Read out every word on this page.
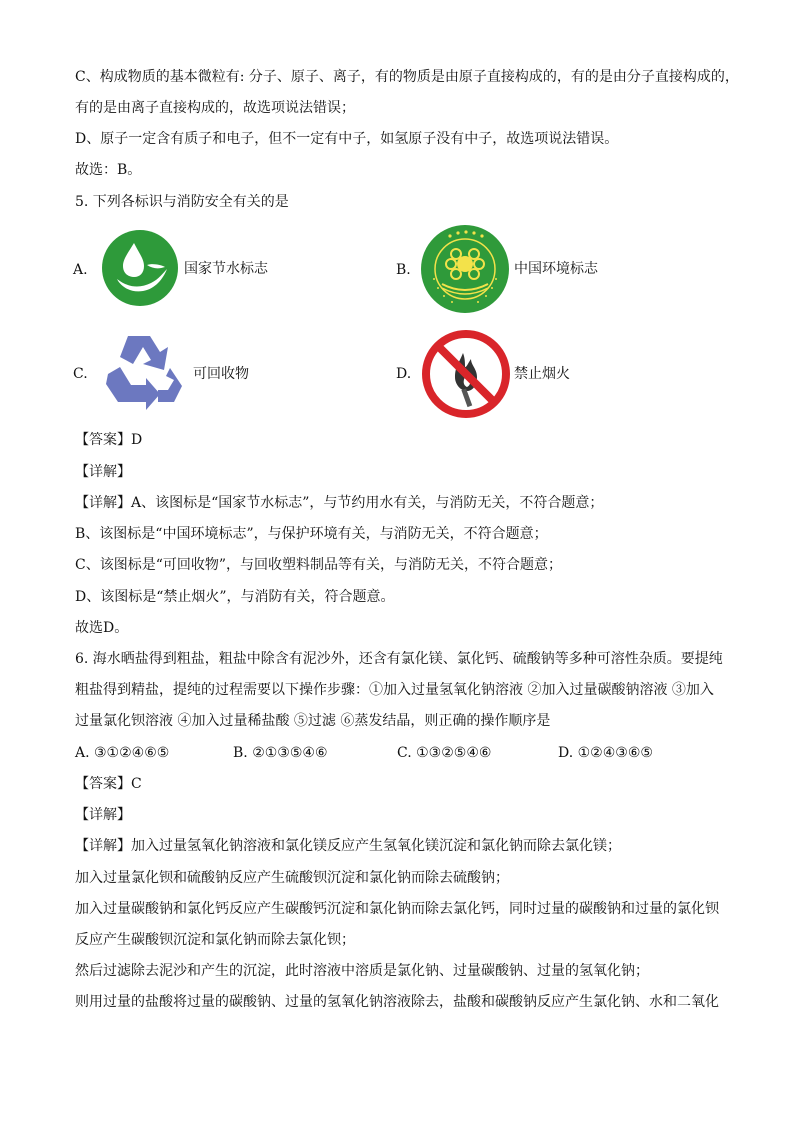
C、构成物质的基本微粒有: 分子、原子、离子，有的物质是由原子直接构成的，有的是由分子直接构成的，
有的是由离子直接构成的，故选项说法错误；
D、原子一定含有质子和电子，但不一定有中子，如氢原子没有中子，故选项说法错误。
故选：B。
5. 下列各标识与消防安全有关的是
A.	国家节水标志	B.	中国环境标志
C.	可回收物	D.	禁止烟火
【答案】D
【详解】
【详解】A、该图标是“国家节水标志”，与节约用水有关，与消防无关，不符合题意；
B、该图标是“中国环境标志”，与保护环境有关，与消防无关，不符合题意；
C、该图标是“可回收物”，与回收塑料制品等有关，与消防无关，不符合题意；
D、该图标是“禁止烟火”，与消防有关，符合题意。
故选D。
6. 海水晒盐得到粗盐，粗盐中除含有泥沙外，还含有氯化镁、氯化钙、硫酸钠等多种可溶性杂质。要提纯
粗盐得到精盐，提纯的过程需要以下操作步骤：①加入过量氢氧化钠溶液 ②加入过量碳酸钠溶液 ③加入
过量氯化钡溶液 ④加入过量稀盐酸 ⑤过滤 ⑥蒸发结晶，则正确的操作顺序是
A. ③①②④⑥⑤	B. ②①③⑤④⑥	C. ①③②⑤④⑥	D. ①②④③⑥⑤
【答案】C
【详解】
【详解】加入过量氢氧化钠溶液和氯化镁反应产生氢氧化镁沉淀和氯化钠而除去氯化镁；
加入过量氯化钡和硫酸钠反应产生硫酸钡沉淀和氯化钠而除去硫酸钠；
加入过量碳酸钠和氯化钙反应产生碳酸钙沉淀和氯化钠而除去氯化钙，同时过量的碳酸钠和过量的氯化钡
反应产生碳酸钡沉淀和氯化钠而除去氯化钡；
然后过滤除去泥沙和产生的沉淀，此时溶液中溶质是氯化钠、过量碳酸钠、过量的氢氧化钠；
则用过量的盐酸将过量的碳酸钠、过量的氢氧化钠溶液除去，盐酸和碳酸钠反应产生氯化钠、水和二氧化
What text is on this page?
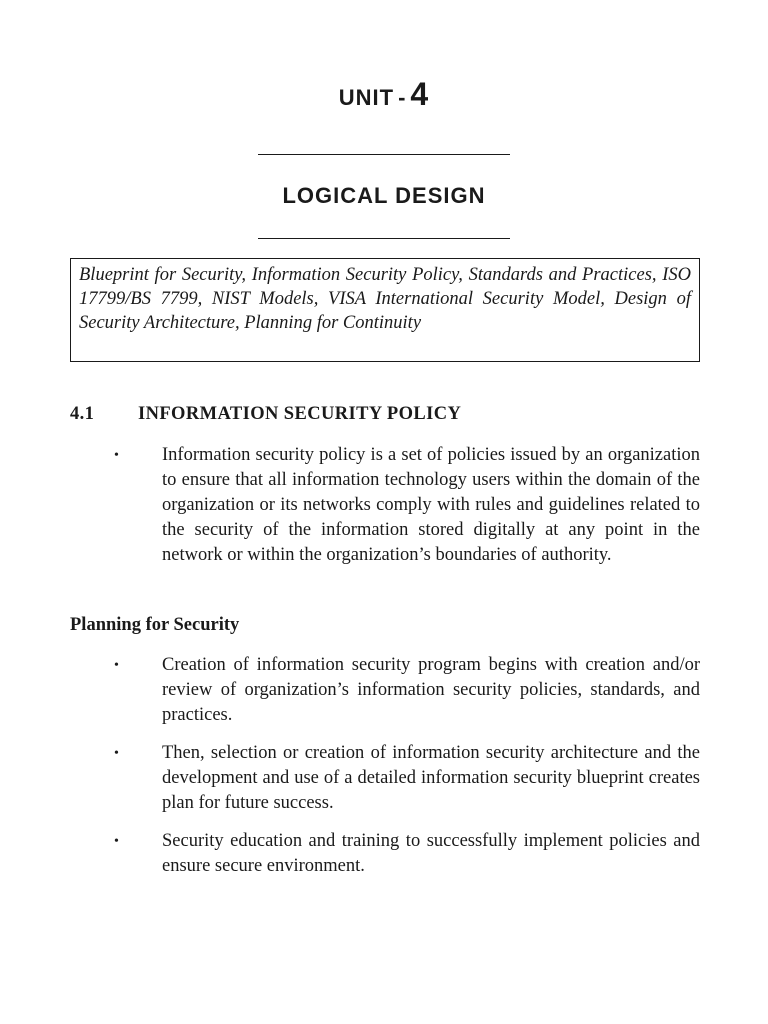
UNIT - 4
LOGICAL DESIGN

Blueprint for Security, Information Security Policy, Standards and Practices, ISO 17799/BS 7799, NIST Models, VISA International Security Model, Design of Security Architecture, Planning for Continuity

4.1 INFORMATION SECURITY POLICY
• Information security policy is a set of policies issued by an organization to ensure that all information technology users within the domain of the organization or its networks comply with rules and guidelines related to the security of the information stored digitally at any point in the network or within the organization’s boundaries of authority.
Planning for Security
• Creation of information security program begins with creation and/or review of organization’s information security policies, standards, and practices.
• Then, selection or creation of information security architecture and the development and use of a detailed information security blueprint creates plan for future success.
• Security education and training to successfully implement policies and ensure secure environment.
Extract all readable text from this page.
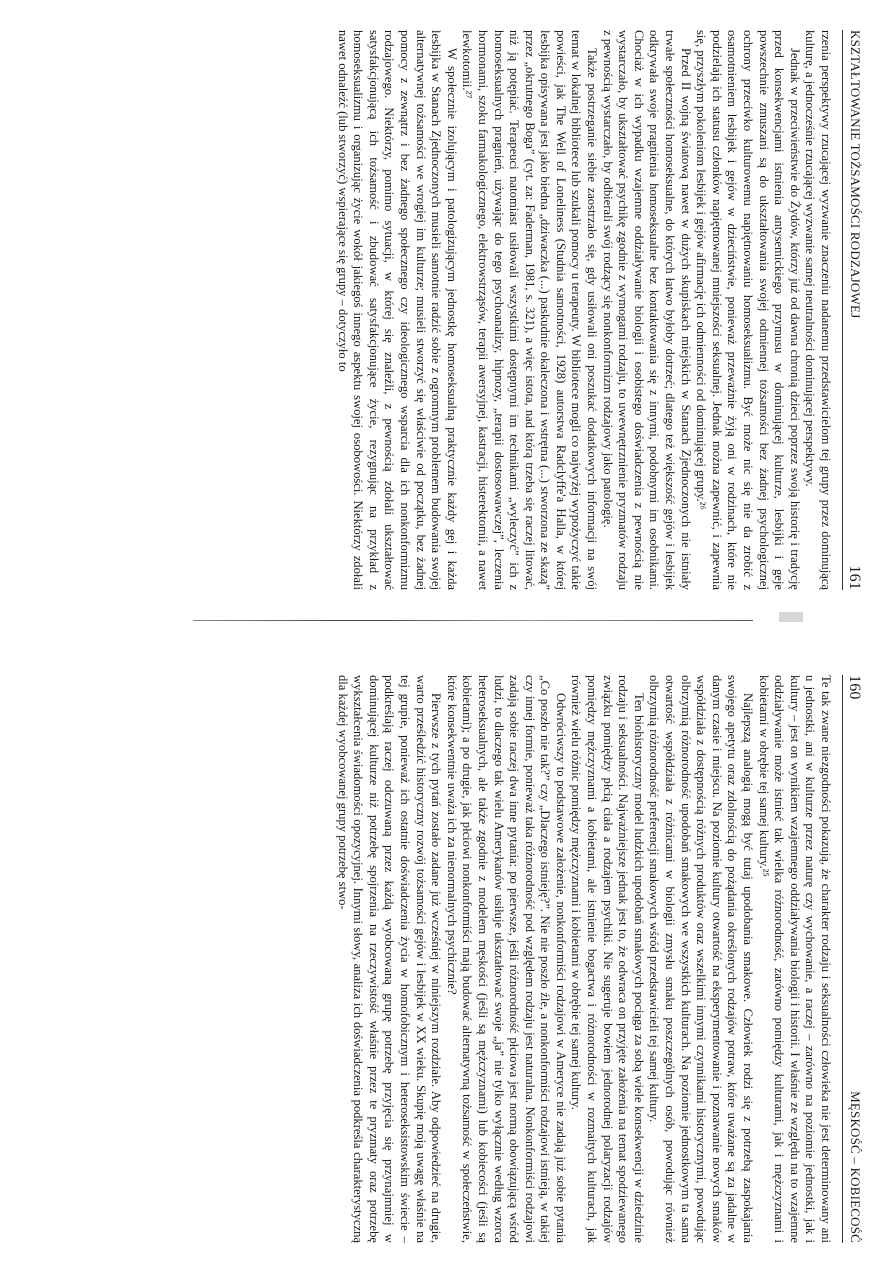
KSZTAŁTOWANIE TOŻSAMOŚCI RODZAJOWEJ
161

rzenia perspektywy rzucającej wyzwanie znaczeniu nadanemu przedstawicielom tej grupy przez dominującą kulturę, a jednocześnie rzucającej wyzwanie samej neutralności dominującej perspektywy.

Jednak w przeciwieństwie do Żydów, którzy już od dawna chronią dzieci poprzez swoją historię i tradycję przed konsekwencjami istnienia antysemickiego przymusu w dominującej kulturze, lesbijki i geje powszechnie zmuszani są do ukształtowania swojej odmiennej tożsamości bez żadnej psychologicznej ochrony przeciwko kulturowemu napiętnowaniu homoseksualizmu. Być może nic się nie da zrobić z osamotnieniem lesbijek i gejów w dzieciństwie, ponieważ przeważnie żyją oni w rodzinach, które nie podzielają ich statusu członków napiętnowanej mniejszości seksualnej. Jednak można zapewnić, i zapewnia się, przyszłym pokoleniom lesbijek i gejów afirmację ich odmienności od dominującej grupy.²⁶

Przed II wojną światową nawet w dużych skupiskach miejskich w Stanach Zjednoczonych nie istniały trwałe społeczności homoseksualne, do których łatwo byłoby dotrzeć; dlatego też większość gejów i lesbijek odkrywała swoje pragnienia homoseksualne bez kontaktowania się z innymi, podobnymi im osobnikami. Chociaż w ich wypadku wzajemne oddziaływanie biologii i osobistego doświadczenia z pewnością nie wystarczało, by ukształtować psychikę zgodnie z wymogami rodzaju, to uwewnętrznienie pryzmatów rodzaju z pewnością wystarczało, by odbierali swój rodzący się nonkonformizm rodzajowy jako patologię.

Także postrzeganie siebie zaostrzało się, gdy usiłowali oni poszukać dodatkowych informacji na swój temat w lokalnej bibliotece lub szukali pomocy u terapeuty. W bibliotece mogli co najwyżej wypożyczyć takie powieści, jak The Well of Loneliness (Studnia samotności, 1928) autorstwa Radclyffe'a Halla, w której lesbijka opisywana jest jako biedna „dziwaczka (...) paskudnie okaleczona i wstrętna (...) stworzona ze skazą” przez „okrutnego Boga” (cyt. za: Faderman, 1981, s. 321), a więc istota, nad którą trzeba się raczej litować, niż ją potępiać. Terapeuci natomiast usiłowali wszystkimi dostępnymi im technikami „wyleczyć” ich z homoseksualnych pragnień, używając do tego psychoanalizy, hipnozy, „terapii dostosowawczej”, leczenia hormonami, szoku farmakologicznego, elektrowstrząsów, terapii awersyjnej, kastracji, histerektomii, a nawet lewkotomii.²⁷

W społecznie izolującym i patologizującym jednostkę homoseksualną praktycznie każdy gej i każda lesbijka w Stanach Zjednoczonych musieli samotnie radzić sobie z ogromnym problemem budowania swojej alternatywnej tożsamości we wrogiej im kulturze; musieli stworzyć się właściwie od początku, bez żadnej pomocy z zewnątrz i bez żadnego społecznego czy ideologicznego wsparcia dla ich nonkonformizmu rodzajowego. Niektórzy, pomimo sytuacji, w której się znaleźli, z pewnością zdołali ukształtować satysfakcjonującą ich tożsamość i zbudować satysfakcjonujące życie, rezygnując na przykład z homoseksualizmu i organizując życie wokół jakiegoś innego aspektu swojej osobowości. Niektórzy zdołali nawet odnaleźć (lub stworzyć) wspierające się grupy – dotyczyło to

160
MĘSKOŚĆ – KOBIECOŚĆ

Te tak zwane niezgodności pokazują, że charakter rodzaju i seksualności człowieka nie jest determinowany ani u jednostki, ani w kulturze przez naturę czy wychowanie, a raczej – zarówno na poziomie jednostki, jak i kultury – jest on wynikiem wzajemnego oddziaływania biologii i historii. I właśnie ze względu na to wzajemne oddziaływanie może istnieć tak wielka różnorodność, zarówno pomiędzy kulturami, jak i mężczyznami i kobietami w obrębie tej samej kultury.²⁵

Najlepszą analogią mogą być tutaj upodobania smakowe. Człowiek rodzi się z potrzebą zaspokajania swojego apetytu oraz zdolnością do pożądania określonych rodzajów potraw, które uważane są za jadalne w danym czasie i miejscu. Na poziomie kultury otwartość na eksperymentowanie i poznawanie nowych smaków współdziała z dostępnością różnych produktów oraz wszelkimi innymi czynnikami historycznymi, powodując olbrzymią różnorodność upodobań smakowych we wszystkich kulturach. Na poziomie jednostkowym ta sama otwartość współdziała z różnicami w biologii zmysłu smaku poszczególnych osób, powodując również olbrzymią różnorodność preferencji smakowych wśród przedstawicieli tej samej kultury.

Ten biohistoryczny model ludzkich upodobań smakowych pociąga za sobą wiele konsekwencji w dziedzinie rodzaju i seksualności. Najważniejsze jednak jest to, że odwraca on przyjęte założenia na temat spodziewanego związku pomiędzy płcią ciała a rodzajem psychiki. Nie sugeruje bowiem jednorodnej polaryzacji rodzajów pomiędzy mężczyznami a kobietami, ale istnienie bogactwa i różnorodności w rozmaitych kulturach, jak również wielu różnic pomiędzy mężczyznami i kobietami w obrębie tej samej kultury.

Odwróciwszy to podstawowe założenie, nonkonformiści rodzajowi w Ameryce nie zadają już sobie pytania „Co poszło nie tak?” czy „Dlaczego istnieję?”. Nie nie poszło źle, a nonkonformiści rodzajowi istnieją, w takiej czy innej formie, ponieważ taka różnorodność pod względem rodzaju jest naturalna. Nonkonformiści rodzajowi zadają sobie raczej dwa inne pytania: po pierwsze, jeśli różnorodność płciowa jest normą obowiązującą wśród ludzi, to dlaczego tak wielu Amerykanów usiłuje ukształtować swoje „ja” nie tylko wyłącznie według wzorca heteroseksualnych, ale także zgodnie z modelem męskości (jeśli są mężczyznami) lub kobiecości (jeśli są kobietami); a po drugie, jak płciowi nonkonformiści mają budować alternatywną tożsamość w społeczeństwie, które konsekwentnie uważa ich za nienormalnych psychicznie?

Pierwsze z tych pytań zostało zadane już wcześniej w niniejszym rozdziale. Aby odpowiedzieć na drugie, warto prześledzić historyczny rozwój tożsamości gejów i lesbijek w XX wieku. Skupię moją uwagę właśnie na tej grupie, ponieważ ich ostatnie doświadczenia życia w homofobicznym i heteroseksistowskim świecie – podkreślają raczej odczuwaną przez każdą wyobcowaną grupę potrzebę przyjęcia się przynajmniej w dominującej kulturze niż potrzebę spojrzenia na rzeczywistość właśnie przez te pryzmaty oraz potrzebę wykształcenia świadomości opozycyjnej. Innymi słowy, analiza ich doświadczenia podkreśla charakterystyczną dla każdej wyobcowanej grupy potrzebę stwo-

+--

**Exercise:**
Every line of the listing that holds "obrębie" is to be counted; give only the resulting number.

**Complete output:**
2